### Exercise task
Exclude the pictures; give every entry again exactly as written.

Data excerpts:
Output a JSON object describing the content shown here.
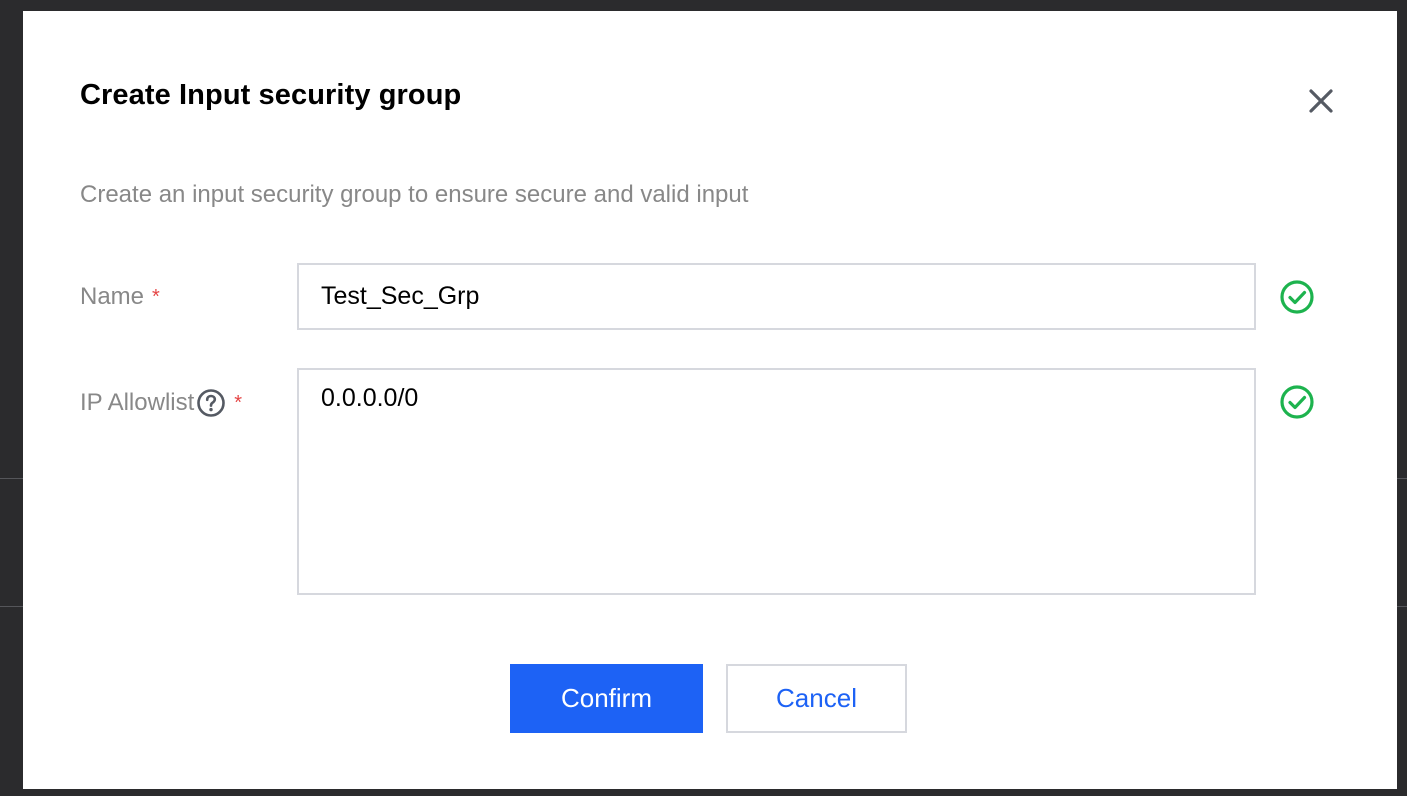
{
  "dialog": {
    "title": "Create Input security group",
    "description": "Create an input security group to ensure secure and valid input",
    "close_icon": "close-icon"
  },
  "form": {
    "name": {
      "label": "Name",
      "required_mark": "*",
      "value": "Test_Sec_Grp",
      "status_icon": "check-circle-icon",
      "status": "valid"
    },
    "ip_allowlist": {
      "label": "IP Allowlist",
      "required_mark": "*",
      "help_icon": "question-circle-icon",
      "value": "0.0.0.0/0",
      "status_icon": "check-circle-icon",
      "status": "valid"
    }
  },
  "buttons": {
    "confirm_label": "Confirm",
    "cancel_label": "Cancel"
  },
  "colors": {
    "primary": "#1d62f5",
    "success": "#1db34e",
    "required": "#e54545",
    "muted_text": "#888888"
  }
}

### Exercise answer
Output a JSON object describing the content shown here.
{
  "dialog": {
    "title": "Create Input security group",
    "description": "Create an input security group to ensure secure and valid input",
    "close_icon": "close-icon"
  },
  "form": {
    "name": {
      "label": "Name",
      "required_mark": "*",
      "value": "Test_Sec_Grp",
      "status_icon": "check-circle-icon",
      "status": "valid"
    },
    "ip_allowlist": {
      "label": "IP Allowlist",
      "required_mark": "*",
      "help_icon": "question-circle-icon",
      "value": "0.0.0.0/0",
      "status_icon": "check-circle-icon",
      "status": "valid"
    }
  },
  "buttons": {
    "confirm_label": "Confirm",
    "cancel_label": "Cancel"
  },
  "colors": {
    "primary": "#1d62f5",
    "success": "#1db34e",
    "required": "#e54545",
    "muted_text": "#888888"
  }
}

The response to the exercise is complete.